(Data listing)
++++++

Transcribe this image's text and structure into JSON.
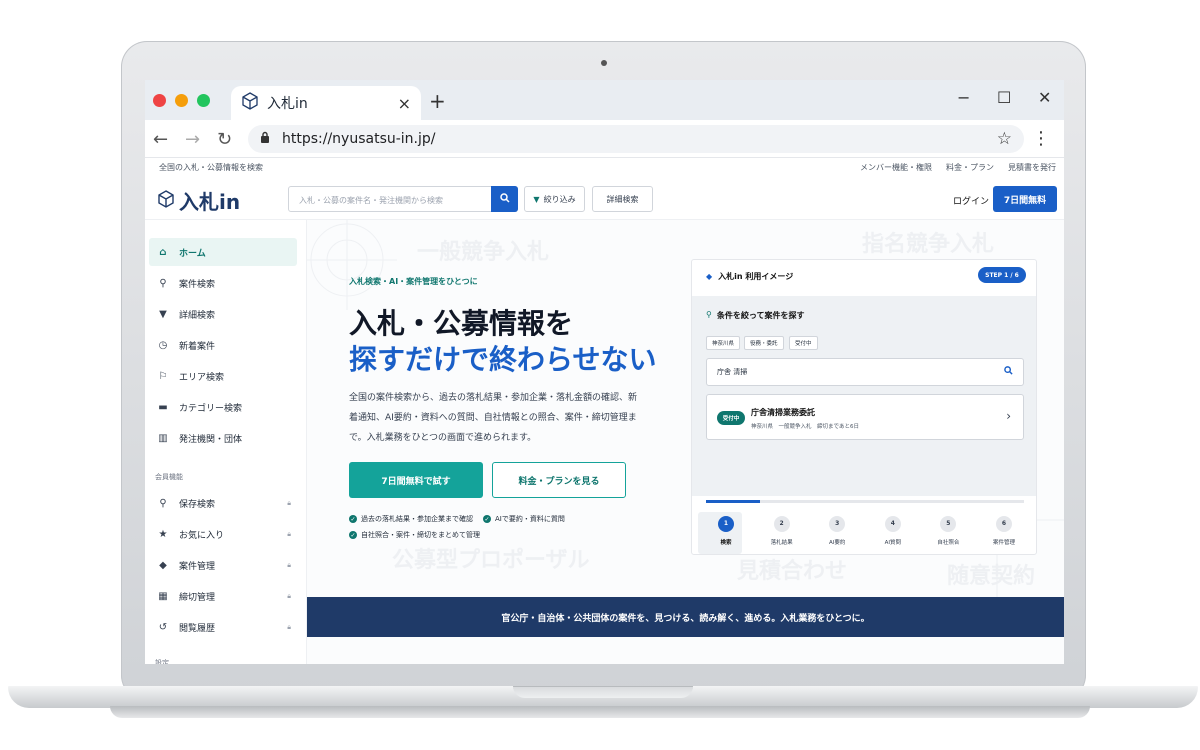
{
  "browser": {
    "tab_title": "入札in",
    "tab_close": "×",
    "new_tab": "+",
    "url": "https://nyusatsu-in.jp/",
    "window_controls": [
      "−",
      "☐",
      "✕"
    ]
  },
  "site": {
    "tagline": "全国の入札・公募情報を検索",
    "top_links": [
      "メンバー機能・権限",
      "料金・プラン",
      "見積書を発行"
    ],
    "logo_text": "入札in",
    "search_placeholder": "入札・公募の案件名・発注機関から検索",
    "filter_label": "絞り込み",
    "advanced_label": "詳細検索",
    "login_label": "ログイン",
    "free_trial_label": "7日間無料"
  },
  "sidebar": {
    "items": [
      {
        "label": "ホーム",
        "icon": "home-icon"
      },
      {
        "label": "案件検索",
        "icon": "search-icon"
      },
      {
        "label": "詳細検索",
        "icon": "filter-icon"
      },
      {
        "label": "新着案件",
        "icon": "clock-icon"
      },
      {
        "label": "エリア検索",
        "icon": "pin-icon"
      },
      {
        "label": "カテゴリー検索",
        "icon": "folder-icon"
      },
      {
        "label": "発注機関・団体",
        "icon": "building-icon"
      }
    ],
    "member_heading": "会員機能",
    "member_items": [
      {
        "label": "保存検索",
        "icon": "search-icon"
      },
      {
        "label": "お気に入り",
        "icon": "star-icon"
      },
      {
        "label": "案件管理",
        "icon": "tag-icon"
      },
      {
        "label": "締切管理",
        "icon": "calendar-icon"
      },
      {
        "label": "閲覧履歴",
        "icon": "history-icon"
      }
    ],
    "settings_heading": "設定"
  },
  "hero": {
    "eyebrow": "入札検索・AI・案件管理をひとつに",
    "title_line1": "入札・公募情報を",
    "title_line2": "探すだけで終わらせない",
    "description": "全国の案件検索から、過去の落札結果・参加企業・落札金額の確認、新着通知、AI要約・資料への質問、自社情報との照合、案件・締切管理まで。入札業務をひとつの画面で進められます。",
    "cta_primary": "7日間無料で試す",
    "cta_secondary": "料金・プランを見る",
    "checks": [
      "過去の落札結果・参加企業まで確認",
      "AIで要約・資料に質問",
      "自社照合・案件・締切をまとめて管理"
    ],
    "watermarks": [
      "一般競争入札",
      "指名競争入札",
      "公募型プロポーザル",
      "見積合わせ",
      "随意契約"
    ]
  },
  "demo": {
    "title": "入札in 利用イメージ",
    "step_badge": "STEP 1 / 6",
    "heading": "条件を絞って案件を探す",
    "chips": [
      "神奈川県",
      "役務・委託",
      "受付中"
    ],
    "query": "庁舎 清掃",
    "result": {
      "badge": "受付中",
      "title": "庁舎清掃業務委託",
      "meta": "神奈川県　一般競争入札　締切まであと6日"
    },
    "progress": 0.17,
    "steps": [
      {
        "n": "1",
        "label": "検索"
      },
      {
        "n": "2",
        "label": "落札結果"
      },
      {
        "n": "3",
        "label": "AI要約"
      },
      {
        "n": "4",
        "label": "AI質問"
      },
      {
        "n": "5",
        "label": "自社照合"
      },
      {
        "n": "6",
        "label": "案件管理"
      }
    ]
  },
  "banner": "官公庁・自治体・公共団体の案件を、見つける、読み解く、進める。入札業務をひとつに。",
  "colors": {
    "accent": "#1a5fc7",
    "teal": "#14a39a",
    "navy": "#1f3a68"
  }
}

++++++

* **THE TASK**: Reproduce every line precisely as given, omitting all pictures.

* **SOLUTION FOR THIS PROBLEM**:
Transcribe this image's text and structure into JSON.
{
  "browser": {
    "tab_title": "入札in",
    "tab_close": "×",
    "new_tab": "+",
    "url": "https://nyusatsu-in.jp/",
    "window_controls": [
      "−",
      "☐",
      "✕"
    ]
  },
  "site": {
    "tagline": "全国の入札・公募情報を検索",
    "top_links": [
      "メンバー機能・権限",
      "料金・プラン",
      "見積書を発行"
    ],
    "logo_text": "入札in",
    "search_placeholder": "入札・公募の案件名・発注機関から検索",
    "filter_label": "絞り込み",
    "advanced_label": "詳細検索",
    "login_label": "ログイン",
    "free_trial_label": "7日間無料"
  },
  "sidebar": {
    "items": [
      {
        "label": "ホーム",
        "icon": "home-icon"
      },
      {
        "label": "案件検索",
        "icon": "search-icon"
      },
      {
        "label": "詳細検索",
        "icon": "filter-icon"
      },
      {
        "label": "新着案件",
        "icon": "clock-icon"
      },
      {
        "label": "エリア検索",
        "icon": "pin-icon"
      },
      {
        "label": "カテゴリー検索",
        "icon": "folder-icon"
      },
      {
        "label": "発注機関・団体",
        "icon": "building-icon"
      }
    ],
    "member_heading": "会員機能",
    "member_items": [
      {
        "label": "保存検索",
        "icon": "search-icon"
      },
      {
        "label": "お気に入り",
        "icon": "star-icon"
      },
      {
        "label": "案件管理",
        "icon": "tag-icon"
      },
      {
        "label": "締切管理",
        "icon": "calendar-icon"
      },
      {
        "label": "閲覧履歴",
        "icon": "history-icon"
      }
    ],
    "settings_heading": "設定"
  },
  "hero": {
    "eyebrow": "入札検索・AI・案件管理をひとつに",
    "title_line1": "入札・公募情報を",
    "title_line2": "探すだけで終わらせない",
    "description": "全国の案件検索から、過去の落札結果・参加企業・落札金額の確認、新着通知、AI要約・資料への質問、自社情報との照合、案件・締切管理まで。入札業務をひとつの画面で進められます。",
    "cta_primary": "7日間無料で試す",
    "cta_secondary": "料金・プランを見る",
    "checks": [
      "過去の落札結果・参加企業まで確認",
      "AIで要約・資料に質問",
      "自社照合・案件・締切をまとめて管理"
    ],
    "watermarks": [
      "一般競争入札",
      "指名競争入札",
      "公募型プロポーザル",
      "見積合わせ",
      "随意契約"
    ]
  },
  "demo": {
    "title": "入札in 利用イメージ",
    "step_badge": "STEP 1 / 6",
    "heading": "条件を絞って案件を探す",
    "chips": [
      "神奈川県",
      "役務・委託",
      "受付中"
    ],
    "query": "庁舎 清掃",
    "result": {
      "badge": "受付中",
      "title": "庁舎清掃業務委託",
      "meta": "神奈川県　一般競争入札　締切まであと6日"
    },
    "progress": 0.17,
    "steps": [
      {
        "n": "1",
        "label": "検索"
      },
      {
        "n": "2",
        "label": "落札結果"
      },
      {
        "n": "3",
        "label": "AI要約"
      },
      {
        "n": "4",
        "label": "AI質問"
      },
      {
        "n": "5",
        "label": "自社照合"
      },
      {
        "n": "6",
        "label": "案件管理"
      }
    ]
  },
  "banner": "官公庁・自治体・公共団体の案件を、見つける、読み解く、進める。入札業務をひとつに。",
  "colors": {
    "accent": "#1a5fc7",
    "teal": "#14a39a",
    "navy": "#1f3a68"
  }
}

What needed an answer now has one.